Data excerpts
======

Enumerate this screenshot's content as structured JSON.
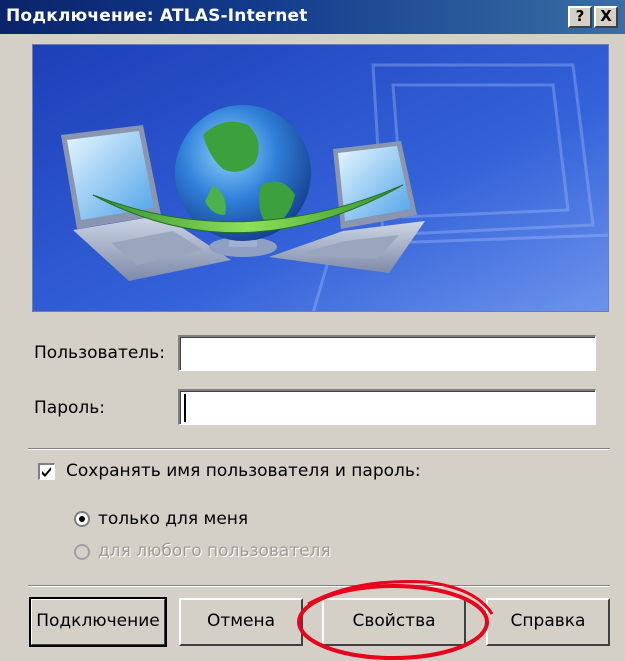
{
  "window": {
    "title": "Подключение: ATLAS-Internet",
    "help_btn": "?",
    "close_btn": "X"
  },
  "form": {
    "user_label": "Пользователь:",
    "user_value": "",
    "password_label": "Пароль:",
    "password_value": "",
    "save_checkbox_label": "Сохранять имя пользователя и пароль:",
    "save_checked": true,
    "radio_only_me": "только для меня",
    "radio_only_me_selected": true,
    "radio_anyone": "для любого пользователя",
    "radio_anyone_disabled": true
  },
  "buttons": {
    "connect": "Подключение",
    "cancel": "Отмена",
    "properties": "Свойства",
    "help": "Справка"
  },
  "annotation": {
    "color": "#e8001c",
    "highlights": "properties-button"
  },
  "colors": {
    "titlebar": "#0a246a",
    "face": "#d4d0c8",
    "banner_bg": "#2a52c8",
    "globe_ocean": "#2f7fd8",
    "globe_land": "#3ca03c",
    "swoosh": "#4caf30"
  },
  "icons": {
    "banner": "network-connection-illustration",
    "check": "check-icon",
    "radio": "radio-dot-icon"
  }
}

======

• **PROBLEM STATEMENT**
Repeat verbatim all the material, but not the pictures.

• **OUTPUT OF THE EXERCISE**
Enumerate this screenshot's content as structured JSON.
{
  "window": {
    "title": "Подключение: ATLAS-Internet",
    "help_btn": "?",
    "close_btn": "X"
  },
  "form": {
    "user_label": "Пользователь:",
    "user_value": "",
    "password_label": "Пароль:",
    "password_value": "",
    "save_checkbox_label": "Сохранять имя пользователя и пароль:",
    "save_checked": true,
    "radio_only_me": "только для меня",
    "radio_only_me_selected": true,
    "radio_anyone": "для любого пользователя",
    "radio_anyone_disabled": true
  },
  "buttons": {
    "connect": "Подключение",
    "cancel": "Отмена",
    "properties": "Свойства",
    "help": "Справка"
  },
  "annotation": {
    "color": "#e8001c",
    "highlights": "properties-button"
  },
  "colors": {
    "titlebar": "#0a246a",
    "face": "#d4d0c8",
    "banner_bg": "#2a52c8",
    "globe_ocean": "#2f7fd8",
    "globe_land": "#3ca03c",
    "swoosh": "#4caf30"
  },
  "icons": {
    "banner": "network-connection-illustration",
    "check": "check-icon",
    "radio": "radio-dot-icon"
  }
}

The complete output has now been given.